>>>>

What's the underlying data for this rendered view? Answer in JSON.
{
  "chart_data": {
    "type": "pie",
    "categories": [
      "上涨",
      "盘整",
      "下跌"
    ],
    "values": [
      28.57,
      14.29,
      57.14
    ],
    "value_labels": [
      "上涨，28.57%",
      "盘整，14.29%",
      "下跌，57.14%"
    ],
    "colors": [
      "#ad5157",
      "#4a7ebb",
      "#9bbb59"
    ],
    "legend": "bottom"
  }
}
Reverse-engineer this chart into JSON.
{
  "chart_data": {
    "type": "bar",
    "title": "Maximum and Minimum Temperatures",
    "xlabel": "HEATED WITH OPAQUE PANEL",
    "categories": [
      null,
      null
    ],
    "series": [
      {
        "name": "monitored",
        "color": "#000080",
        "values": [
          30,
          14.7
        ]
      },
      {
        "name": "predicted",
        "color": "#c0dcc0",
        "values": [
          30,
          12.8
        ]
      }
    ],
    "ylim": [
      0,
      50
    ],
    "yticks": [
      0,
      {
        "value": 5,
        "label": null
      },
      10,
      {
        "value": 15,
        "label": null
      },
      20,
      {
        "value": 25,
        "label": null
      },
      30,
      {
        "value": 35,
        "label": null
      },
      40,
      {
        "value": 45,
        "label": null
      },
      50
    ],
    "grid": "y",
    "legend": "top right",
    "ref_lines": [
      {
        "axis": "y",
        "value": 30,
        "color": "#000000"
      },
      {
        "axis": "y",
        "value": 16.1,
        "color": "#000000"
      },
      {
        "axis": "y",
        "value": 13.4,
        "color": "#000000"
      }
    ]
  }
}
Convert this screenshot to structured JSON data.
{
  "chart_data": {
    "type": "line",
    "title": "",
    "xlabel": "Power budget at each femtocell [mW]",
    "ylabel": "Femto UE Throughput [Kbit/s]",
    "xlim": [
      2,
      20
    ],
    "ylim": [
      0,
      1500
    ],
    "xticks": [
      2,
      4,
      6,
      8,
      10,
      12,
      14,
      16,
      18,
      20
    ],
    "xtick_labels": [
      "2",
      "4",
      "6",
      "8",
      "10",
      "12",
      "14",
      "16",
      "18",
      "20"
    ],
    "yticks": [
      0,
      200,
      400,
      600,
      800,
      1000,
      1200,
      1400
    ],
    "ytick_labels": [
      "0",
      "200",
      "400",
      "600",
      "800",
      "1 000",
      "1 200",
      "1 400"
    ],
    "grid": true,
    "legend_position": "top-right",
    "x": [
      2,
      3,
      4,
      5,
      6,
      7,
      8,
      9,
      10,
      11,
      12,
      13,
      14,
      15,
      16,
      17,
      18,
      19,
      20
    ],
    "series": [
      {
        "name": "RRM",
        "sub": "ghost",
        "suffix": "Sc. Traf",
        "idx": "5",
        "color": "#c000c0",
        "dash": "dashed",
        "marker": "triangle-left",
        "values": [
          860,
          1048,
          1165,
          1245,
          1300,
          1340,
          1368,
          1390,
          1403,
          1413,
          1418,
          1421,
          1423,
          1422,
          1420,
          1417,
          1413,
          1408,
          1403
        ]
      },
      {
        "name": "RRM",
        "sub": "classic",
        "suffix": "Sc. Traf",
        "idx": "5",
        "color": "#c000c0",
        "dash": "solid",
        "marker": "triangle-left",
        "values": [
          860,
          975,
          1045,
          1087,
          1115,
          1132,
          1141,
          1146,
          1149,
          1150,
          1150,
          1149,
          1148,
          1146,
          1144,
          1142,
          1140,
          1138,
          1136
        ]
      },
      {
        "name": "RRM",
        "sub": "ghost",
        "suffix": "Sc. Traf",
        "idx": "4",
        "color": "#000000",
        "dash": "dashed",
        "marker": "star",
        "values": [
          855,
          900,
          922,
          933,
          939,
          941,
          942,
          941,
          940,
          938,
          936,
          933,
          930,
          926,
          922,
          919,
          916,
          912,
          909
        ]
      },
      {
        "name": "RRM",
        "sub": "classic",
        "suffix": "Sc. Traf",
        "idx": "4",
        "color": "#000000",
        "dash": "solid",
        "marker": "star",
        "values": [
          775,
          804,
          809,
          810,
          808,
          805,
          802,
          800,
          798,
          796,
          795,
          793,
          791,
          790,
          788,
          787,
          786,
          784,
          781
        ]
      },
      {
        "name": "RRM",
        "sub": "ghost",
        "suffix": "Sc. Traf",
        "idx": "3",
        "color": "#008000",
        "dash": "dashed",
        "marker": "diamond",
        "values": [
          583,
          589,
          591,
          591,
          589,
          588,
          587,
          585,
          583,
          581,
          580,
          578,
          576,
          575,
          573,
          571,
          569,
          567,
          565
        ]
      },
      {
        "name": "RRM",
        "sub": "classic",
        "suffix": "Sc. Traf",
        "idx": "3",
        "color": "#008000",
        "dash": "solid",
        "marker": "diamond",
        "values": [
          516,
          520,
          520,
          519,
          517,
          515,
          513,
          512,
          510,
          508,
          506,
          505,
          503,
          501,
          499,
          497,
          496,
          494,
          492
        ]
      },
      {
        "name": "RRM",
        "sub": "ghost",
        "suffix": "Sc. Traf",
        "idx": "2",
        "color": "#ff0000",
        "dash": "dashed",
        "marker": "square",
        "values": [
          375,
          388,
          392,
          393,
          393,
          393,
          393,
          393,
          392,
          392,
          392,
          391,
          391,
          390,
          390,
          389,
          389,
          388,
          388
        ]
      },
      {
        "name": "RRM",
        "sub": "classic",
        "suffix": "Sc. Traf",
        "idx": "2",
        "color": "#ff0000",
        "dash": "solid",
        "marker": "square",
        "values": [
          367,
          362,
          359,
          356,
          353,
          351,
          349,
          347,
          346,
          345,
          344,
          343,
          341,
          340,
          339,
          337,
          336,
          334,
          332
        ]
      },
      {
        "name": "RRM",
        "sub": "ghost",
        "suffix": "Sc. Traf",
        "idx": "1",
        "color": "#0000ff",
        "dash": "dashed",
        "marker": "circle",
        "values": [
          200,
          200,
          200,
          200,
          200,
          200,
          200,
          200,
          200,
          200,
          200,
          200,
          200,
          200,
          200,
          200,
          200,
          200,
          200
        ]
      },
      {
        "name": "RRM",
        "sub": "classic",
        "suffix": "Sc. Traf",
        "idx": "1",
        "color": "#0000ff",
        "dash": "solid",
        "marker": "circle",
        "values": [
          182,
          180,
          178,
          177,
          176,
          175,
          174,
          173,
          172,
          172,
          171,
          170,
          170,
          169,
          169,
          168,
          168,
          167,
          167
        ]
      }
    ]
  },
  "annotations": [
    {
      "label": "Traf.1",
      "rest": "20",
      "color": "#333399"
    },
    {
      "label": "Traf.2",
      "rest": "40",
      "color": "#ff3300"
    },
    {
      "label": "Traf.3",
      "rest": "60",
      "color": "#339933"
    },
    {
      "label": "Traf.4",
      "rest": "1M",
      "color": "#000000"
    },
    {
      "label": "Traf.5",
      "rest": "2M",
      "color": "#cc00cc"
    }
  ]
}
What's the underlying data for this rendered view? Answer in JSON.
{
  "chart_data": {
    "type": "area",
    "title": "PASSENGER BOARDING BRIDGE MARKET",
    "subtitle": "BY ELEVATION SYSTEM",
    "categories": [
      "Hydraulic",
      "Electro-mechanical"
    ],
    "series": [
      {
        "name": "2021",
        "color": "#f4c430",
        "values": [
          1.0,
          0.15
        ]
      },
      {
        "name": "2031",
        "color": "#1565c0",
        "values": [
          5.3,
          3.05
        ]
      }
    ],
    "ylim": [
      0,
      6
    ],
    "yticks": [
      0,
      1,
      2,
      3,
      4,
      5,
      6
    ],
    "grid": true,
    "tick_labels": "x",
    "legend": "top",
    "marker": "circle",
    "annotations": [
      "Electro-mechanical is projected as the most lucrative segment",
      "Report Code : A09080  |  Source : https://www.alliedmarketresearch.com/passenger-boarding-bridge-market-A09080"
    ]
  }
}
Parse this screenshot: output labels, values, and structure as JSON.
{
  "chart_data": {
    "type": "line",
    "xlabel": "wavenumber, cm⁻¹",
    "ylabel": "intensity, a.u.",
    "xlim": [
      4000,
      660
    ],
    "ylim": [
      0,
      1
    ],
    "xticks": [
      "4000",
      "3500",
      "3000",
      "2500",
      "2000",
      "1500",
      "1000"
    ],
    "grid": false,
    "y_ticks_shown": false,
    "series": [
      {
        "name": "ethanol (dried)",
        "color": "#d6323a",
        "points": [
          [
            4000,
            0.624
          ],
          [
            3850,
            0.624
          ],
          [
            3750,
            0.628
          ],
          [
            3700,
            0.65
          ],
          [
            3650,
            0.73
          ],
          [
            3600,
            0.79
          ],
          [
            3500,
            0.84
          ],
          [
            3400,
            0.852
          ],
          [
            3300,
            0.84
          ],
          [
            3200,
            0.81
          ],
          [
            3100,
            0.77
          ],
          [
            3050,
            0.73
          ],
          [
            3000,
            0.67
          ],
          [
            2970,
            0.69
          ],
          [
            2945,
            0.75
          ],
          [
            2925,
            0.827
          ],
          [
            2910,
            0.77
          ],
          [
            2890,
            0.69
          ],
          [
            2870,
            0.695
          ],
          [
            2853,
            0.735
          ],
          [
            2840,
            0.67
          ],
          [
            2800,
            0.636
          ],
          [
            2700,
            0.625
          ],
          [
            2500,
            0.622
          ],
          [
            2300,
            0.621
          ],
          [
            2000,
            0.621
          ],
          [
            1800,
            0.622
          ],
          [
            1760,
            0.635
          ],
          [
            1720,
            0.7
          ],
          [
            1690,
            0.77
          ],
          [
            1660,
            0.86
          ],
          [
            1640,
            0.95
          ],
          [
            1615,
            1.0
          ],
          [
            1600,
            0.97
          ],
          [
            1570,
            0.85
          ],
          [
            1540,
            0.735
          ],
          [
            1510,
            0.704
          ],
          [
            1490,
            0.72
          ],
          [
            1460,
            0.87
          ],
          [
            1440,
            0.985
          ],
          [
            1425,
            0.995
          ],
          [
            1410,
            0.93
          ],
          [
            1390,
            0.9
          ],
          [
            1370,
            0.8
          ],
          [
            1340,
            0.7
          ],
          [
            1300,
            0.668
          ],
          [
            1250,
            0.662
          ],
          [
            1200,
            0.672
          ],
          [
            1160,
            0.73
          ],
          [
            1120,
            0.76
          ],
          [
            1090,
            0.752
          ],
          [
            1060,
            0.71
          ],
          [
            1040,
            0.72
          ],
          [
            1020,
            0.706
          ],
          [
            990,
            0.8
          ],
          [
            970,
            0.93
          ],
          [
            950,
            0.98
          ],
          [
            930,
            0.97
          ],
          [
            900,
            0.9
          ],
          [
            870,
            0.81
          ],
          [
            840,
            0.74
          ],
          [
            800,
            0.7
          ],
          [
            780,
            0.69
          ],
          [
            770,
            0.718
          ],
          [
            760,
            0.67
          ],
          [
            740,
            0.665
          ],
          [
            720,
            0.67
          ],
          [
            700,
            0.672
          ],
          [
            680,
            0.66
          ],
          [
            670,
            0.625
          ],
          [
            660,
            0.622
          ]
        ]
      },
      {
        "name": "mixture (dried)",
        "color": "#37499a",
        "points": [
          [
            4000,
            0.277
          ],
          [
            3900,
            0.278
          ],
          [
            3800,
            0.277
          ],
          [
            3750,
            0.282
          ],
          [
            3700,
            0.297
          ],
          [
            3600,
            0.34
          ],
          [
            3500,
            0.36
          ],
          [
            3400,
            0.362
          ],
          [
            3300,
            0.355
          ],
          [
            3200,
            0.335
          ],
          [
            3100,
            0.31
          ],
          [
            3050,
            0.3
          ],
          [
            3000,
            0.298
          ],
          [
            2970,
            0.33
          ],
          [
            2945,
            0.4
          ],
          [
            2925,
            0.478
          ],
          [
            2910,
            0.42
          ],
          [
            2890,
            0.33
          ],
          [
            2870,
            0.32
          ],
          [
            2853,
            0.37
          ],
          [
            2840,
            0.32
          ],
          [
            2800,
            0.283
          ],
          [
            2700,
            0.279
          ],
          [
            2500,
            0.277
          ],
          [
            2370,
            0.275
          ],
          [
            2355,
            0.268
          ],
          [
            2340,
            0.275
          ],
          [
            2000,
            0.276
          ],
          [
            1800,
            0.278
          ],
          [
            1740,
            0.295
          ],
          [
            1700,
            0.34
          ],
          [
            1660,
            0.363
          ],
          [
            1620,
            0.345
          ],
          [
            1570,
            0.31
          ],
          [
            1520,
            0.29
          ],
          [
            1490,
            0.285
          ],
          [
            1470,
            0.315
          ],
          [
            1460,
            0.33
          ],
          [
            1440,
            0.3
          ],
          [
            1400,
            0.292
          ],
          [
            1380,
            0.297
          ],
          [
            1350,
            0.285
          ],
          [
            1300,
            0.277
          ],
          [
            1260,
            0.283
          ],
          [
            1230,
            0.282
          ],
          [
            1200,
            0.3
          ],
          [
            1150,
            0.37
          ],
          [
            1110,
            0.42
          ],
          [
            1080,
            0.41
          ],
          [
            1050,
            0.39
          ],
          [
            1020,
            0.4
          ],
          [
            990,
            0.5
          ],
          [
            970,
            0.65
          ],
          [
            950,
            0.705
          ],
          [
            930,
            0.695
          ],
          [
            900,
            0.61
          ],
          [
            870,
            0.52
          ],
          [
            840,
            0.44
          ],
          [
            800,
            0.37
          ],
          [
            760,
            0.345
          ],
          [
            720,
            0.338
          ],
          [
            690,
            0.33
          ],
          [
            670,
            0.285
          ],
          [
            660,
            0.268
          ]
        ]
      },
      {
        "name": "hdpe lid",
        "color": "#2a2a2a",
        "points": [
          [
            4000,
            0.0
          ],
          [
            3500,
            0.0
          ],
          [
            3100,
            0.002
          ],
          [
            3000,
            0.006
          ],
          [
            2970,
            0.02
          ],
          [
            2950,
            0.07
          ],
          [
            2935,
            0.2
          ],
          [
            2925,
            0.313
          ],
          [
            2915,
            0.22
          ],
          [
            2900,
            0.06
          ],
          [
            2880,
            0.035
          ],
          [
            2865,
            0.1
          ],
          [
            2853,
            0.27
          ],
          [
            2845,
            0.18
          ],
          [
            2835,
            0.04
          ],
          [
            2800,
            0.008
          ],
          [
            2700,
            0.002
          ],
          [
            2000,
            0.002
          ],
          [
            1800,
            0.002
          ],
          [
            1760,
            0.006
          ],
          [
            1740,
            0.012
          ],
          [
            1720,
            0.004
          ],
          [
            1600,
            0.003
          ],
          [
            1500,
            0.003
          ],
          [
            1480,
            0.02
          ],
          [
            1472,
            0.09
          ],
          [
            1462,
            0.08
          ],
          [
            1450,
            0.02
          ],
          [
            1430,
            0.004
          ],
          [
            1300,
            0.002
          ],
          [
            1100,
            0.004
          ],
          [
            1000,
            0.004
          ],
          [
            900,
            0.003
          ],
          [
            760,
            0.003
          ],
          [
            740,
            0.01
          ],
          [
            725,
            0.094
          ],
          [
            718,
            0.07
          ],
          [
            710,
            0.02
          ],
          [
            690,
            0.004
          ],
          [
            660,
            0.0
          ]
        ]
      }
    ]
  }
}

<<<<

**PROMPT**
Search the lines for the word "grid" and report how many contain it, by number only.

**COMPLETE OUTPUT**
4